### PROBLEM TO SOLVE:
The records below must be transcribed exactly. Do not include the pictures.

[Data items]
──────────
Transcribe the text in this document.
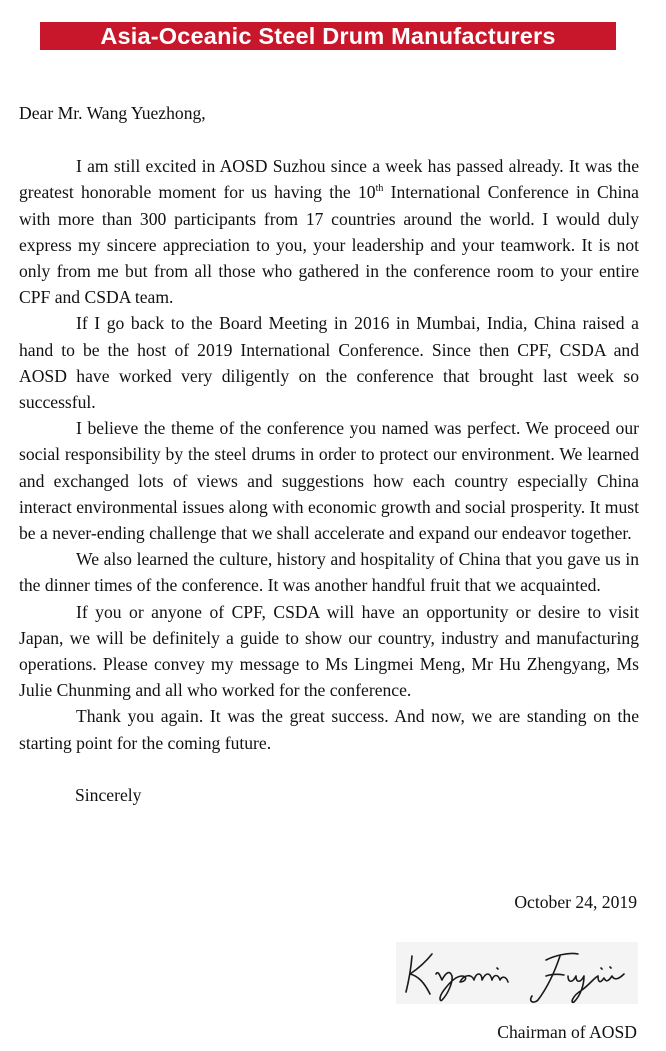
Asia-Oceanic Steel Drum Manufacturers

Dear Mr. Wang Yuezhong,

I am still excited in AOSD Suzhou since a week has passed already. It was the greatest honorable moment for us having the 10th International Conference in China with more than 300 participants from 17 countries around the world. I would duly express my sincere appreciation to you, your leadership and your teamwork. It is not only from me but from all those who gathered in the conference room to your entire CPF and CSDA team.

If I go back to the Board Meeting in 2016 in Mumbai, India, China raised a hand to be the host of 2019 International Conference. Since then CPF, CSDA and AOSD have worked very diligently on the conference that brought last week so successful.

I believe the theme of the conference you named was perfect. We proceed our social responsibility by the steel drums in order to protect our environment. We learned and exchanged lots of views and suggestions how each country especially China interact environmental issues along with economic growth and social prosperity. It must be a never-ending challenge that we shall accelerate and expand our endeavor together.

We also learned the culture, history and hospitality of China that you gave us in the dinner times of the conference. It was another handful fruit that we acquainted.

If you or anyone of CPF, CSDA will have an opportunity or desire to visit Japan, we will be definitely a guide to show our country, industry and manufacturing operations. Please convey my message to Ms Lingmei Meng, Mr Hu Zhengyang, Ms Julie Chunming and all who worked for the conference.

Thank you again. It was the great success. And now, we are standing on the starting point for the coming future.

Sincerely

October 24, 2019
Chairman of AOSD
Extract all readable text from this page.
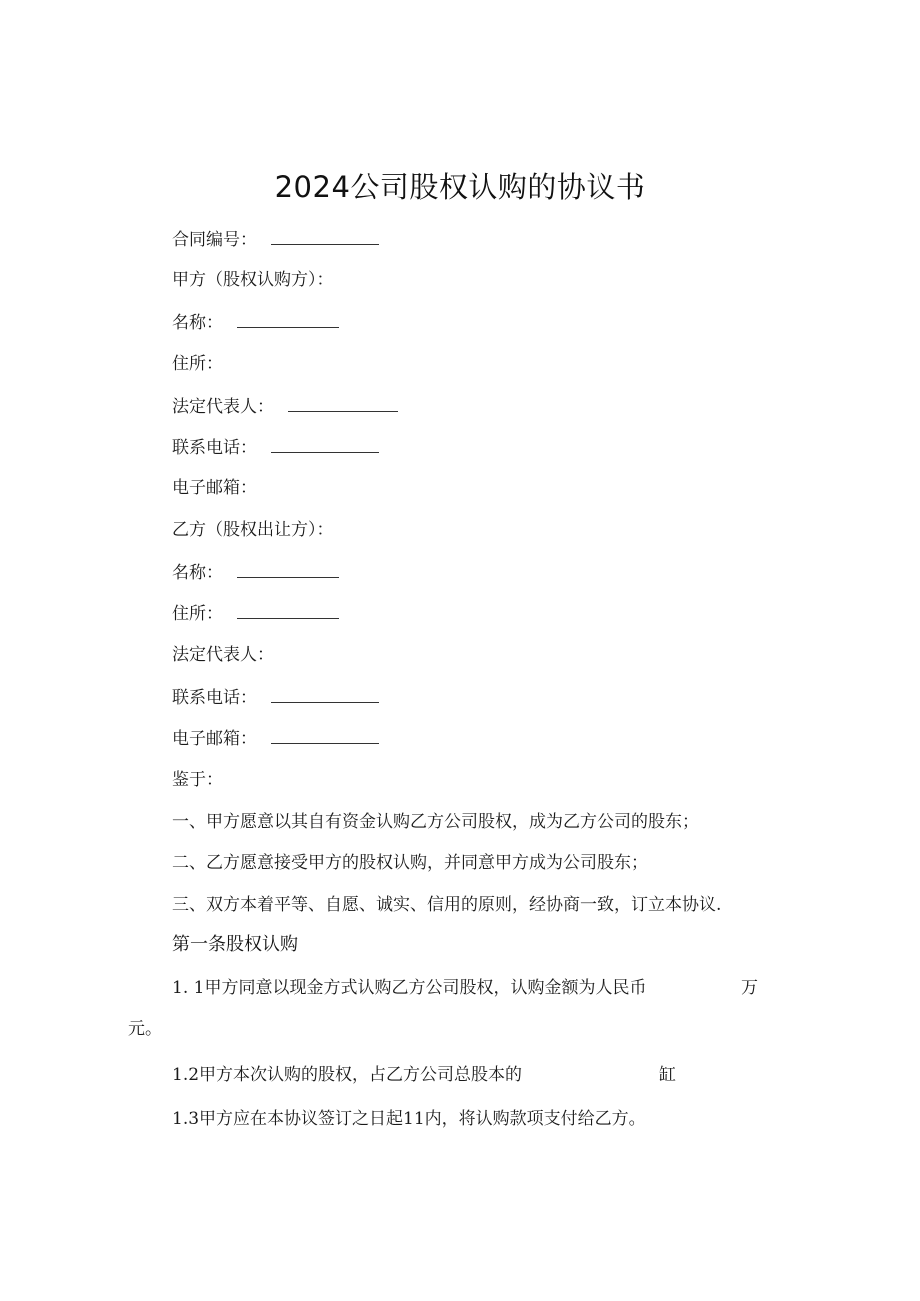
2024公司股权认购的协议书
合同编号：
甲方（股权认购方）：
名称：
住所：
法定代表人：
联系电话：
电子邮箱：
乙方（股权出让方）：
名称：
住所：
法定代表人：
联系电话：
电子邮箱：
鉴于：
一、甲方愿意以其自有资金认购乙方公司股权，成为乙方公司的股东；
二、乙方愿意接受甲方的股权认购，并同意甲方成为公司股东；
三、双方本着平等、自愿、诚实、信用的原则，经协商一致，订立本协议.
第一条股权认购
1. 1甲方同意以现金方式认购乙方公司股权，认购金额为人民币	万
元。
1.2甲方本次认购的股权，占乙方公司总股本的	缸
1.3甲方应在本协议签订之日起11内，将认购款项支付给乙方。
──────────
### ANSWER TO THE PROBLEM:
Transcribe the text in this document.
Asia-Oceanic Steel Drum Manufacturers

Dear Mr. Wang Yuezhong,

I am still excited in AOSD Suzhou since a week has passed already. It was the greatest honorable moment for us having the 10th International Conference in China with more than 300 participants from 17 countries around the world. I would duly express my sincere appreciation to you, your leadership and your teamwork. It is not only from me but from all those who gathered in the conference room to your entire CPF and CSDA team.

If I go back to the Board Meeting in 2016 in Mumbai, India, China raised a hand to be the host of 2019 International Conference. Since then CPF, CSDA and AOSD have worked very diligently on the conference that brought last week so successful.

I believe the theme of the conference you named was perfect. We proceed our social responsibility by the steel drums in order to protect our environment. We learned and exchanged lots of views and suggestions how each country especially China interact environmental issues along with economic growth and social prosperity. It must be a never-ending challenge that we shall accelerate and expand our endeavor together.

We also learned the culture, history and hospitality of China that you gave us in the dinner times of the conference. It was another handful fruit that we acquainted.

If you or anyone of CPF, CSDA will have an opportunity or desire to visit Japan, we will be definitely a guide to show our country, industry and manufacturing operations. Please convey my message to Ms Lingmei Meng, Mr Hu Zhengyang, Ms Julie Chunming and all who worked for the conference.

Thank you again. It was the great success. And now, we are standing on the starting point for the coming future.

Sincerely

October 24, 2019
Chairman of AOSD
Extract all readable text from this page.
2024公司股权认购的协议书
合同编号：
甲方（股权认购方）：
名称：
住所：
法定代表人：
联系电话：
电子邮箱：
乙方（股权出让方）：
名称：
住所：
法定代表人：
联系电话：
电子邮箱：
鉴于：
一、甲方愿意以其自有资金认购乙方公司股权，成为乙方公司的股东；
二、乙方愿意接受甲方的股权认购，并同意甲方成为公司股东；
三、双方本着平等、自愿、诚实、信用的原则，经协商一致，订立本协议.
第一条股权认购
1. 1甲方同意以现金方式认购乙方公司股权，认购金额为人民币	万
元。
1.2甲方本次认购的股权，占乙方公司总股本的	缸
1.3甲方应在本协议签订之日起11内，将认购款项支付给乙方。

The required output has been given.